## Textauszug

Thüringische Landeszeitung

Thüringische Landeszeitung: Gabriel bleibt vage
Kommentar von Matthias Benkenstein zum Energie-Reformpaket von Bundeseirtschaftsminister Sigmar Gabriel

Weimar (ots) - Weniger Förderung für Windparks, eine Reduzierung des Biomasseausbaus und weniger Rabatte für die Industrie: Wirtschafts- und Energieminister Sigmar Gabriel fordert mit seinem Energie-Reformpaket vielen etwas ab. Der Widerstand ist groß. Zum Beispiel wegen des "Energie-Solis". Danach sollen Unternehmen, die ihren Strom selbst erzeugen und verbrauchen, eine Mindest-Umlage zahlen. Ist das nicht so, wie wenn jemand Mehrwertsteuer bezahlen muss, wenn er die Äpfel seines eigenen Baumes isst?

Jetzt zeichnen sich im Streit um die Ökostromförderung erste Korrekturen an den Plänen Gabriels ab. SPD-Fraktionsvize Heil stellte Entgegenkommen bei der Eigenstromerzeugung der Industrie in Aussicht, um überraschende Kostenbelastungen für Betriebe zu vermeiden. Auch bei der umstrittenen Deckelung des Windkraftausbaus an Land gibt es Bewegung: Die Aufrüstung bestehender Windkraftanlagen wird möglicherweise nicht voll auf das geplante Ausbauziel von maximal 2500 Megawatt pro Jahr angerechnet, hieß es nach einem Treffen der Länder-Energieminister mit Gabriel.

## Aufgeführte Einträge

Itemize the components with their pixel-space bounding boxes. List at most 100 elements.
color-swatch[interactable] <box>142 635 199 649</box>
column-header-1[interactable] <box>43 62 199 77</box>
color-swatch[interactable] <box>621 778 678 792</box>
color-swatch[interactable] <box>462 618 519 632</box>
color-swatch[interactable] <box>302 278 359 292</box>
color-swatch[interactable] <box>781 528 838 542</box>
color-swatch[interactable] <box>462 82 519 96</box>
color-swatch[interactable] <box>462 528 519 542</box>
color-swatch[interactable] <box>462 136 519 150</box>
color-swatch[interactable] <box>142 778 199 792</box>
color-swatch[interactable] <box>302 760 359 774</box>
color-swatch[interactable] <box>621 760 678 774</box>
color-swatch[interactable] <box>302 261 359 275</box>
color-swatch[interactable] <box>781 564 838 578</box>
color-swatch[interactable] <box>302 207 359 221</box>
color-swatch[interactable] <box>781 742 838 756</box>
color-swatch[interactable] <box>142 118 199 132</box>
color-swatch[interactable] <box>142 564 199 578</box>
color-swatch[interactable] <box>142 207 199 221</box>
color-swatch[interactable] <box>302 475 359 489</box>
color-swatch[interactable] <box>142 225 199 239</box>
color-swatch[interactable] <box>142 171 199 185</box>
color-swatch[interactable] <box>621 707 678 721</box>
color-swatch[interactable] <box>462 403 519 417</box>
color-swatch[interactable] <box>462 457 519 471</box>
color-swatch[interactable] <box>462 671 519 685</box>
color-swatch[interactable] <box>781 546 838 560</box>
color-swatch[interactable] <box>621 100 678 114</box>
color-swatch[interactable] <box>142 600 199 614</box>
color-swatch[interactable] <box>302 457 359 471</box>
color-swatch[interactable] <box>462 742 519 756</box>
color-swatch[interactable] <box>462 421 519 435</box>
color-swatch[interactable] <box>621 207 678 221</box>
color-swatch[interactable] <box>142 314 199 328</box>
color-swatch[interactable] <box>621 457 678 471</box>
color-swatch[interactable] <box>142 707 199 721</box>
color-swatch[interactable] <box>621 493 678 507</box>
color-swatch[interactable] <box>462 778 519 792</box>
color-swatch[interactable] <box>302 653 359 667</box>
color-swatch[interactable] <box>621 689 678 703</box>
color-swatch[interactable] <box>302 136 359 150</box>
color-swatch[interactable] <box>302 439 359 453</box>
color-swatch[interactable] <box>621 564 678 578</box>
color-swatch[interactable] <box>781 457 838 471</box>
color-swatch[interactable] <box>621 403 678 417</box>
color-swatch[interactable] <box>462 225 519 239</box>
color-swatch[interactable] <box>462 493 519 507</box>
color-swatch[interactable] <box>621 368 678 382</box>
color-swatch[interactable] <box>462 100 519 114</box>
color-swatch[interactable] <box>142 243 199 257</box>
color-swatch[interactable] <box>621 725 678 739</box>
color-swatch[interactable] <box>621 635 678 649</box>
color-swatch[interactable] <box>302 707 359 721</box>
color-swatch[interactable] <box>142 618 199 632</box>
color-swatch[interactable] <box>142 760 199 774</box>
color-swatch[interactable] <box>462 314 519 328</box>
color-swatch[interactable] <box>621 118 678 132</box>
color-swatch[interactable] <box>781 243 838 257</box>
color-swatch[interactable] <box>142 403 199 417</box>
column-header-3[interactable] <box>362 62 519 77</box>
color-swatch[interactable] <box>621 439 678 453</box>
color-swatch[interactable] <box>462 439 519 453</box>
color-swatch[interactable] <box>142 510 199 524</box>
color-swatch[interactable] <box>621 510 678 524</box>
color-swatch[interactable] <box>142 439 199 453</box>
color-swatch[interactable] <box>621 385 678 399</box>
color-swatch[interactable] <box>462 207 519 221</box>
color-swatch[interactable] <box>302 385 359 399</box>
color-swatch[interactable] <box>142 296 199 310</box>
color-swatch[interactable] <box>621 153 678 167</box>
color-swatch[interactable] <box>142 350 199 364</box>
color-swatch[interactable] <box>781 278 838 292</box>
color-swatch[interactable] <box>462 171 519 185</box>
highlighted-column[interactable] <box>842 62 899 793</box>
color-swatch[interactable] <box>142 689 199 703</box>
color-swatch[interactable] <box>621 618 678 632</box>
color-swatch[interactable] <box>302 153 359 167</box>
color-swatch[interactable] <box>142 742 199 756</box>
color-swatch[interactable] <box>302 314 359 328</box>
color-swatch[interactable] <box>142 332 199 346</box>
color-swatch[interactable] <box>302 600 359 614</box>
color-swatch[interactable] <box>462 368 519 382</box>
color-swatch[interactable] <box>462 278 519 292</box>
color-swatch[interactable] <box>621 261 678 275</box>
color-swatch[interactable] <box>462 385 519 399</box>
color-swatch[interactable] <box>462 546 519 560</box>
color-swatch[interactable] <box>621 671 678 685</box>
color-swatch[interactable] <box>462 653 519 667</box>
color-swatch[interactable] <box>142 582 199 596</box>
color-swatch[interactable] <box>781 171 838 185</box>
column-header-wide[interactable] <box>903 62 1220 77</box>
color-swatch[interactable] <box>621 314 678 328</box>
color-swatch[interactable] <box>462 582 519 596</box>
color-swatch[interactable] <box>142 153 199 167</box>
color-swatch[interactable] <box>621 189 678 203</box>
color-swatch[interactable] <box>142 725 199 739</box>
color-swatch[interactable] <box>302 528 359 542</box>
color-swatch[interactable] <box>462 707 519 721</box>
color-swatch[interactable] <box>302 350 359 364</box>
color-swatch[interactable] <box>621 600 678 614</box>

## Aufgabenstellung
Führen Sie den Kommentar zu Gabriels Energie-Reformpaket im Anschluss an seinen letzten Satz weiter. Die Auflistung spielt dafür keine Rolle.

## Ergebnis
Das Gespräch war jedoch nur ein erster Schritt, auf den weitere Folgen müssen. Vieles bleibt vage formuliert in Gabriel Eckpunkten. Einiges hat er gar ausgelassen. Wie will der Minister es bewerkstelligen, dass die EEG-Umlage durch den immer billiger werdenden Börsenstrom nicht immer größer wird? Wie sieht die Zukunft fossiler Kraftwerke aus? Fragen wie diese müssen beantwortet werden. Auch für die angekündigten Änderungen bei der Befreiung energieintensiver Betriebe von der EEG-Umlage fehlen bisher konkrete Angaben.